[Exercise goal] Count every line in the entries that contains "Gunn". Report that count alone.

[Provided data]

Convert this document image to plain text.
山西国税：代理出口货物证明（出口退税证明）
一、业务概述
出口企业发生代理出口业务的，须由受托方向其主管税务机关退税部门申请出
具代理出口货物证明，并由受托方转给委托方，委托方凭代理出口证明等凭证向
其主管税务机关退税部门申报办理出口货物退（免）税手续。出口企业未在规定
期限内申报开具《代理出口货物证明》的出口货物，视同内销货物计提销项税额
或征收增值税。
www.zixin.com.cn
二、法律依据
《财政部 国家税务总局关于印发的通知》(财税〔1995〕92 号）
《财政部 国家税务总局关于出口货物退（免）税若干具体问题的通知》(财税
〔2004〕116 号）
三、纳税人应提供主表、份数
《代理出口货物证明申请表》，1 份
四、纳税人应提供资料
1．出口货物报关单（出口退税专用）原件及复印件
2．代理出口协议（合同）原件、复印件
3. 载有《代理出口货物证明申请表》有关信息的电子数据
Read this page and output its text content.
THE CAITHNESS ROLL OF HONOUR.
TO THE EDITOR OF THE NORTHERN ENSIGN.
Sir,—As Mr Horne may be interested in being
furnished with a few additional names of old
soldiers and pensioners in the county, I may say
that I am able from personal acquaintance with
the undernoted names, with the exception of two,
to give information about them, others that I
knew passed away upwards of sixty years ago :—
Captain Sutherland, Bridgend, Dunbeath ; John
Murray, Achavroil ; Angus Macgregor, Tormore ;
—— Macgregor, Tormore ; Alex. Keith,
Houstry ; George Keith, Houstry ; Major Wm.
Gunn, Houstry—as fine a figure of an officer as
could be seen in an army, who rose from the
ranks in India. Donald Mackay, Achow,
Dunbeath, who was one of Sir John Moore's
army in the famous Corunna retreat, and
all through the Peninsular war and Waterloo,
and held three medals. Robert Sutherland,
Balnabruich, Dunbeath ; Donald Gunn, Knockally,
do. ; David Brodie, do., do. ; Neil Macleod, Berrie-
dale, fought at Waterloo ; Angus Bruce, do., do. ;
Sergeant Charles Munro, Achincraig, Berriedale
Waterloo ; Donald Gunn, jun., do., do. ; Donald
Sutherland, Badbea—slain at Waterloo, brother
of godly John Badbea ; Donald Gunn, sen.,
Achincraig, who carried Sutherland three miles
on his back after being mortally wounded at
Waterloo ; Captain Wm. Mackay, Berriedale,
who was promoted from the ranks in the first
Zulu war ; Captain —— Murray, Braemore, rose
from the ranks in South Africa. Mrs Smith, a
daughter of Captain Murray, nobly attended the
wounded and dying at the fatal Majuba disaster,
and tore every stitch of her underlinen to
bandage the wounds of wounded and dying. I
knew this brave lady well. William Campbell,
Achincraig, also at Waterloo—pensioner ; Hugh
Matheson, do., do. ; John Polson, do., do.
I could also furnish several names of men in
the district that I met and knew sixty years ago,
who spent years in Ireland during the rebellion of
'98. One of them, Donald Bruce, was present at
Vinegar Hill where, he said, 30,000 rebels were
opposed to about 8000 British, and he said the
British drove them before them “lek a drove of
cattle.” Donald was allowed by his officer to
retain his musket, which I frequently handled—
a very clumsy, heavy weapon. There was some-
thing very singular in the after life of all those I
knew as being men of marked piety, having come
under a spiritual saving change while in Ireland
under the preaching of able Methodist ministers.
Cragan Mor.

[Answer] 4